## Problem to solve
The records below must be written out exactly, with every picture left behind.

Data entries for graphics:
◆ ◆ ◆ ◆

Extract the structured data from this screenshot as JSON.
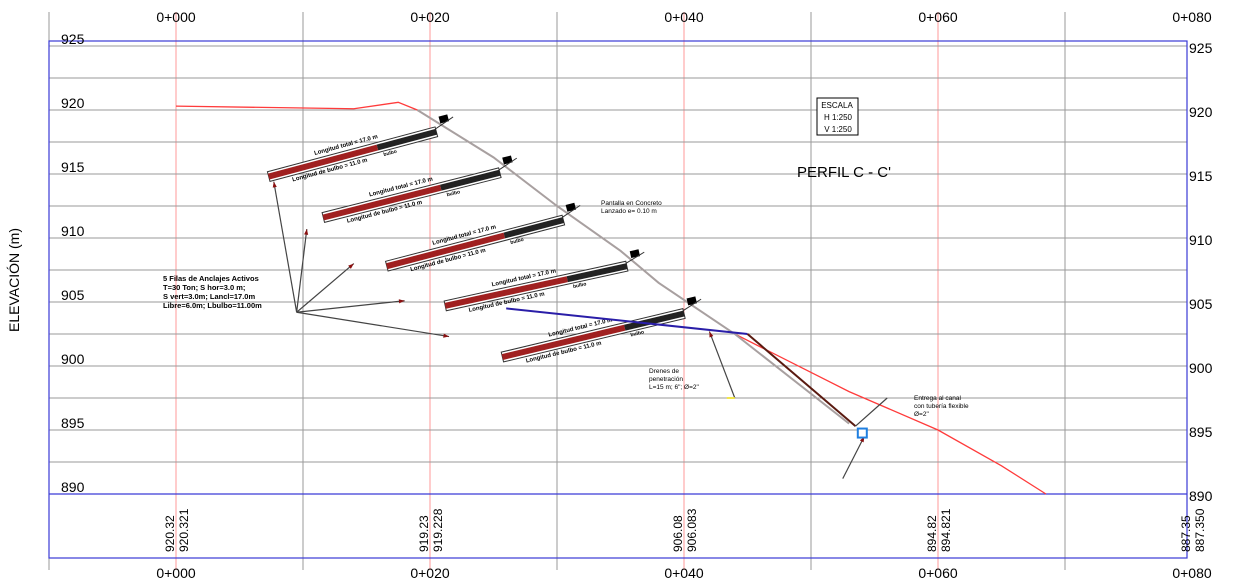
{
  "chart_data": {
    "type": "line",
    "title": "PERFIL C - C'",
    "ylabel": "ELEVACIÓN (m)",
    "xlim": [
      -10,
      80
    ],
    "ylim": [
      890,
      925
    ],
    "x_ticks": [
      "0+000",
      "0+020",
      "0+040",
      "0+060",
      "0+080"
    ],
    "y_ticks": [
      "925",
      "920",
      "915",
      "910",
      "905",
      "900",
      "895",
      "890"
    ],
    "grid": true,
    "scale_box": {
      "title": "ESCALA",
      "h": "H 1:250",
      "v": "V 1:250"
    },
    "series": [
      {
        "kind": "terrain-original",
        "color": "#ff3b3b",
        "x": [
          0,
          14,
          17.5,
          19,
          25,
          30,
          35,
          38,
          44,
          53,
          60,
          65,
          68.5
        ],
        "y": [
          920.3,
          920.1,
          920.6,
          920.0,
          916.3,
          912.5,
          909.0,
          906.5,
          902.5,
          898.0,
          895.0,
          892.2,
          890.0
        ]
      },
      {
        "kind": "terrain-design",
        "color": "#a8a0a0",
        "x": [
          19,
          25,
          30,
          35,
          38,
          44,
          53
        ],
        "y": [
          920.0,
          916.3,
          912.5,
          909.0,
          906.5,
          902.5,
          895.5
        ]
      }
    ],
    "bottom_table": [
      {
        "x": 0,
        "a": "920.32",
        "b": "920.321"
      },
      {
        "x": 20,
        "a": "919.23",
        "b": "919.228"
      },
      {
        "x": 40,
        "a": "906.08",
        "b": "906.083"
      },
      {
        "x": 60,
        "a": "894.82",
        "b": "894.821"
      },
      {
        "x": 80,
        "a": "887.35",
        "b": "887.350"
      }
    ],
    "anchors": [
      {
        "head": [
          20.5,
          918.3
        ],
        "tail": [
          7.3,
          914.8
        ],
        "bond_len": 4.8,
        "total_label": "Longitud total = 17.0 m",
        "free_label": "Longitud de bulbo = 11.0 m",
        "bond_label": "bulbo"
      },
      {
        "head": [
          25.5,
          915.1
        ],
        "tail": [
          11.6,
          911.6
        ],
        "bond_len": 4.8,
        "total_label": "Longitud total = 17.0 m",
        "free_label": "Longitud de bulbo = 11.0 m",
        "bond_label": "bulbo"
      },
      {
        "head": [
          30.5,
          911.4
        ],
        "tail": [
          16.6,
          907.8
        ],
        "bond_len": 4.8,
        "total_label": "Longitud total = 17.0 m",
        "free_label": "Longitud de bulbo = 11.0 m",
        "bond_label": "bulbo"
      },
      {
        "head": [
          35.5,
          907.8
        ],
        "tail": [
          21.2,
          904.7
        ],
        "bond_len": 4.8,
        "total_label": "Longitud total = 17.0 m",
        "free_label": "Longitud de bulbo = 11.0 m",
        "bond_label": "bulbo"
      },
      {
        "head": [
          40.0,
          904.1
        ],
        "tail": [
          25.7,
          900.7
        ],
        "bond_len": 4.8,
        "total_label": "Longitud total = 17.0 m",
        "free_label": "Longitud de bulbo = 11.0 m",
        "bond_label": "bulbo"
      }
    ],
    "drain_line": {
      "x": [
        26,
        45
      ],
      "y": [
        904.5,
        902.5
      ],
      "color": "#2a1ea8"
    },
    "callout_pointers": [
      {
        "from": [
          9.5,
          904.2
        ],
        "to": [
          7.7,
          914.4
        ]
      },
      {
        "from": [
          9.5,
          904.2
        ],
        "to": [
          10.3,
          910.7
        ]
      },
      {
        "from": [
          9.5,
          904.2
        ],
        "to": [
          14.0,
          908.0
        ]
      },
      {
        "from": [
          9.5,
          904.2
        ],
        "to": [
          18.0,
          905.1
        ]
      },
      {
        "from": [
          9.5,
          904.2
        ],
        "to": [
          21.5,
          902.3
        ]
      }
    ],
    "drain_pointer": {
      "from": [
        44,
        897.5
      ],
      "to": [
        42,
        902.7
      ]
    },
    "outlet": {
      "x": 54,
      "y": 894.8
    },
    "outlet_pointers": [
      {
        "from": [
          45.0,
          902.5
        ],
        "to": [
          53.5,
          895.3
        ]
      },
      {
        "from": [
          53.5,
          895.3
        ],
        "to": [
          56.0,
          897.5
        ]
      },
      {
        "from": [
          52.5,
          891.2
        ],
        "to": [
          54.2,
          894.5
        ]
      }
    ],
    "annotations": [
      {
        "id": "anchors-spec",
        "lines": [
          "5 Filas de Anclajes Activos",
          "T=30 Ton; S hor=3.0 m;",
          "S vert=3.0m; Lancl=17.0m",
          "Libre=6.0m; Lbulbo=11.00m"
        ]
      },
      {
        "id": "shotcrete",
        "lines": [
          "Pantalla en Concreto",
          "Lanzado e= 0.10 m"
        ]
      },
      {
        "id": "drains",
        "lines": [
          "Drenes de",
          "penetración",
          "L=15 m; 6\"; Ø=2\""
        ]
      },
      {
        "id": "outlet",
        "lines": [
          "Entrega al canal",
          "con tubería flexible",
          "Ø=2\""
        ]
      }
    ]
  }
}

◆ ◆ ◆ ◆

## Task response
Extract the structured data from this screenshot as JSON.
{
  "chart_data": {
    "type": "line",
    "title": "PERFIL C - C'",
    "ylabel": "ELEVACIÓN (m)",
    "xlim": [
      -10,
      80
    ],
    "ylim": [
      890,
      925
    ],
    "x_ticks": [
      "0+000",
      "0+020",
      "0+040",
      "0+060",
      "0+080"
    ],
    "y_ticks": [
      "925",
      "920",
      "915",
      "910",
      "905",
      "900",
      "895",
      "890"
    ],
    "grid": true,
    "scale_box": {
      "title": "ESCALA",
      "h": "H 1:250",
      "v": "V 1:250"
    },
    "series": [
      {
        "kind": "terrain-original",
        "color": "#ff3b3b",
        "x": [
          0,
          14,
          17.5,
          19,
          25,
          30,
          35,
          38,
          44,
          53,
          60,
          65,
          68.5
        ],
        "y": [
          920.3,
          920.1,
          920.6,
          920.0,
          916.3,
          912.5,
          909.0,
          906.5,
          902.5,
          898.0,
          895.0,
          892.2,
          890.0
        ]
      },
      {
        "kind": "terrain-design",
        "color": "#a8a0a0",
        "x": [
          19,
          25,
          30,
          35,
          38,
          44,
          53
        ],
        "y": [
          920.0,
          916.3,
          912.5,
          909.0,
          906.5,
          902.5,
          895.5
        ]
      }
    ],
    "bottom_table": [
      {
        "x": 0,
        "a": "920.32",
        "b": "920.321"
      },
      {
        "x": 20,
        "a": "919.23",
        "b": "919.228"
      },
      {
        "x": 40,
        "a": "906.08",
        "b": "906.083"
      },
      {
        "x": 60,
        "a": "894.82",
        "b": "894.821"
      },
      {
        "x": 80,
        "a": "887.35",
        "b": "887.350"
      }
    ],
    "anchors": [
      {
        "head": [
          20.5,
          918.3
        ],
        "tail": [
          7.3,
          914.8
        ],
        "bond_len": 4.8,
        "total_label": "Longitud total = 17.0 m",
        "free_label": "Longitud de bulbo = 11.0 m",
        "bond_label": "bulbo"
      },
      {
        "head": [
          25.5,
          915.1
        ],
        "tail": [
          11.6,
          911.6
        ],
        "bond_len": 4.8,
        "total_label": "Longitud total = 17.0 m",
        "free_label": "Longitud de bulbo = 11.0 m",
        "bond_label": "bulbo"
      },
      {
        "head": [
          30.5,
          911.4
        ],
        "tail": [
          16.6,
          907.8
        ],
        "bond_len": 4.8,
        "total_label": "Longitud total = 17.0 m",
        "free_label": "Longitud de bulbo = 11.0 m",
        "bond_label": "bulbo"
      },
      {
        "head": [
          35.5,
          907.8
        ],
        "tail": [
          21.2,
          904.7
        ],
        "bond_len": 4.8,
        "total_label": "Longitud total = 17.0 m",
        "free_label": "Longitud de bulbo = 11.0 m",
        "bond_label": "bulbo"
      },
      {
        "head": [
          40.0,
          904.1
        ],
        "tail": [
          25.7,
          900.7
        ],
        "bond_len": 4.8,
        "total_label": "Longitud total = 17.0 m",
        "free_label": "Longitud de bulbo = 11.0 m",
        "bond_label": "bulbo"
      }
    ],
    "drain_line": {
      "x": [
        26,
        45
      ],
      "y": [
        904.5,
        902.5
      ],
      "color": "#2a1ea8"
    },
    "callout_pointers": [
      {
        "from": [
          9.5,
          904.2
        ],
        "to": [
          7.7,
          914.4
        ]
      },
      {
        "from": [
          9.5,
          904.2
        ],
        "to": [
          10.3,
          910.7
        ]
      },
      {
        "from": [
          9.5,
          904.2
        ],
        "to": [
          14.0,
          908.0
        ]
      },
      {
        "from": [
          9.5,
          904.2
        ],
        "to": [
          18.0,
          905.1
        ]
      },
      {
        "from": [
          9.5,
          904.2
        ],
        "to": [
          21.5,
          902.3
        ]
      }
    ],
    "drain_pointer": {
      "from": [
        44,
        897.5
      ],
      "to": [
        42,
        902.7
      ]
    },
    "outlet": {
      "x": 54,
      "y": 894.8
    },
    "outlet_pointers": [
      {
        "from": [
          45.0,
          902.5
        ],
        "to": [
          53.5,
          895.3
        ]
      },
      {
        "from": [
          53.5,
          895.3
        ],
        "to": [
          56.0,
          897.5
        ]
      },
      {
        "from": [
          52.5,
          891.2
        ],
        "to": [
          54.2,
          894.5
        ]
      }
    ],
    "annotations": [
      {
        "id": "anchors-spec",
        "lines": [
          "5 Filas de Anclajes Activos",
          "T=30 Ton; S hor=3.0 m;",
          "S vert=3.0m; Lancl=17.0m",
          "Libre=6.0m; Lbulbo=11.00m"
        ]
      },
      {
        "id": "shotcrete",
        "lines": [
          "Pantalla en Concreto",
          "Lanzado e= 0.10 m"
        ]
      },
      {
        "id": "drains",
        "lines": [
          "Drenes de",
          "penetración",
          "L=15 m; 6\"; Ø=2\""
        ]
      },
      {
        "id": "outlet",
        "lines": [
          "Entrega al canal",
          "con tubería flexible",
          "Ø=2\""
        ]
      }
    ]
  }
}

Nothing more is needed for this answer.